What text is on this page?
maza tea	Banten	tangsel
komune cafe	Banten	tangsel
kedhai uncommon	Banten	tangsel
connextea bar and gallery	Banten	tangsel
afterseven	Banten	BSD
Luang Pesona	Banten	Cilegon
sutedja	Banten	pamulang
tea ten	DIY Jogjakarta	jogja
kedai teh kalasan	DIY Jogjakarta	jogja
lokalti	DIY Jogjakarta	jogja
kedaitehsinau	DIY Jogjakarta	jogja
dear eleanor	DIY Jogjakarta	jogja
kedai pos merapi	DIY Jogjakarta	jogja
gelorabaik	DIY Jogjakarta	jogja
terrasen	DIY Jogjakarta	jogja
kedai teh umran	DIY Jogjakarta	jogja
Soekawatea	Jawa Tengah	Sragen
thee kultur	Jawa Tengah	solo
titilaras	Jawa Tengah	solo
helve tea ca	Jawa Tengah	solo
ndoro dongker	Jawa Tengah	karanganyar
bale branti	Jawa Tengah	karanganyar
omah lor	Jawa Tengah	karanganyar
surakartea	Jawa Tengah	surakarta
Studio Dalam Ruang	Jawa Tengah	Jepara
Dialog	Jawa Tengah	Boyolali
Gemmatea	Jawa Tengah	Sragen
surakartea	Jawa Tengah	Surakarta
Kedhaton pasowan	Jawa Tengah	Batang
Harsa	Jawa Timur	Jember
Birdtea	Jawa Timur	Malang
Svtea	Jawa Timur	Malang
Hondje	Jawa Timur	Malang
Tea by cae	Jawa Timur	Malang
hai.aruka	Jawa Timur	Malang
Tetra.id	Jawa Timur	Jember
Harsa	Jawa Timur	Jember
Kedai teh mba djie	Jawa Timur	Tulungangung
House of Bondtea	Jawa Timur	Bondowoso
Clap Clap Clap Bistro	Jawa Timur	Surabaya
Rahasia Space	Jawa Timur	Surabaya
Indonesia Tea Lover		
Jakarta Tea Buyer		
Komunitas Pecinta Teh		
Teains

* **Directive**
Print the material verbatim, all of it.

* **Task answer**
What text is on this page?
maza tea	Banten	tangsel
komune cafe	Banten	tangsel
kedhai uncommon	Banten	tangsel
connextea bar and gallery	Banten	tangsel
afterseven	Banten	BSD
Luang Pesona	Banten	Cilegon
sutedja	Banten	pamulang
tea ten	DIY Jogjakarta	jogja
kedai teh kalasan	DIY Jogjakarta	jogja
lokalti	DIY Jogjakarta	jogja
kedaitehsinau	DIY Jogjakarta	jogja
dear eleanor	DIY Jogjakarta	jogja
kedai pos merapi	DIY Jogjakarta	jogja
gelorabaik	DIY Jogjakarta	jogja
terrasen	DIY Jogjakarta	jogja
kedai teh umran	DIY Jogjakarta	jogja
Soekawatea	Jawa Tengah	Sragen
thee kultur	Jawa Tengah	solo
titilaras	Jawa Tengah	solo
helve tea ca	Jawa Tengah	solo
ndoro dongker	Jawa Tengah	karanganyar
bale branti	Jawa Tengah	karanganyar
omah lor	Jawa Tengah	karanganyar
surakartea	Jawa Tengah	surakarta
Studio Dalam Ruang	Jawa Tengah	Jepara
Dialog	Jawa Tengah	Boyolali
Gemmatea	Jawa Tengah	Sragen
surakartea	Jawa Tengah	Surakarta
Kedhaton pasowan	Jawa Tengah	Batang
Harsa	Jawa Timur	Jember
Birdtea	Jawa Timur	Malang
Svtea	Jawa Timur	Malang
Hondje	Jawa Timur	Malang
Tea by cae	Jawa Timur	Malang
hai.aruka	Jawa Timur	Malang
Tetra.id	Jawa Timur	Jember
Harsa	Jawa Timur	Jember
Kedai teh mba djie	Jawa Timur	Tulungangung
House of Bondtea	Jawa Timur	Bondowoso
Clap Clap Clap Bistro	Jawa Timur	Surabaya
Rahasia Space	Jawa Timur	Surabaya
Indonesia Tea Lover		
Jakarta Tea Buyer		
Komunitas Pecinta Teh		
Teains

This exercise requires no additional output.